## TASK OBJECTIVE:
Print the listing below exactly.

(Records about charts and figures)
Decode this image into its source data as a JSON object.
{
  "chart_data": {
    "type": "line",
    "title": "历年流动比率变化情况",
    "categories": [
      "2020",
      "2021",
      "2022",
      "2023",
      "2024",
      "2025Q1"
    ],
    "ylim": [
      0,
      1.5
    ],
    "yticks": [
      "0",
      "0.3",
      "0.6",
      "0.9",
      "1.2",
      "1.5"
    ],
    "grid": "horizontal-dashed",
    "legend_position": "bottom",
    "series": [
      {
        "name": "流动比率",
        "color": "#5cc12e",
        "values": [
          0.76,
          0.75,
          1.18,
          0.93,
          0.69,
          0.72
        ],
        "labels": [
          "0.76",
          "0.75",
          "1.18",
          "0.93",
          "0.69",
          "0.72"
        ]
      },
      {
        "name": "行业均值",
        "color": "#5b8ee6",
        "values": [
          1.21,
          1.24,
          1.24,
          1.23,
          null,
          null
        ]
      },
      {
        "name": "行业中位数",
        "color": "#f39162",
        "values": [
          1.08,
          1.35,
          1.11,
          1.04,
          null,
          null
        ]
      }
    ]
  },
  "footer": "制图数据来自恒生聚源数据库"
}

## FINISHED ANSWER:
Decode this image into its source data as a JSON object.
{
  "chart_data": {
    "type": "line",
    "title": "历年流动比率变化情况",
    "categories": [
      "2020",
      "2021",
      "2022",
      "2023",
      "2024",
      "2025Q1"
    ],
    "ylim": [
      0,
      1.5
    ],
    "yticks": [
      "0",
      "0.3",
      "0.6",
      "0.9",
      "1.2",
      "1.5"
    ],
    "grid": "horizontal-dashed",
    "legend_position": "bottom",
    "series": [
      {
        "name": "流动比率",
        "color": "#5cc12e",
        "values": [
          0.76,
          0.75,
          1.18,
          0.93,
          0.69,
          0.72
        ],
        "labels": [
          "0.76",
          "0.75",
          "1.18",
          "0.93",
          "0.69",
          "0.72"
        ]
      },
      {
        "name": "行业均值",
        "color": "#5b8ee6",
        "values": [
          1.21,
          1.24,
          1.24,
          1.23,
          null,
          null
        ]
      },
      {
        "name": "行业中位数",
        "color": "#f39162",
        "values": [
          1.08,
          1.35,
          1.11,
          1.04,
          null,
          null
        ]
      }
    ]
  },
  "footer": "制图数据来自恒生聚源数据库"
}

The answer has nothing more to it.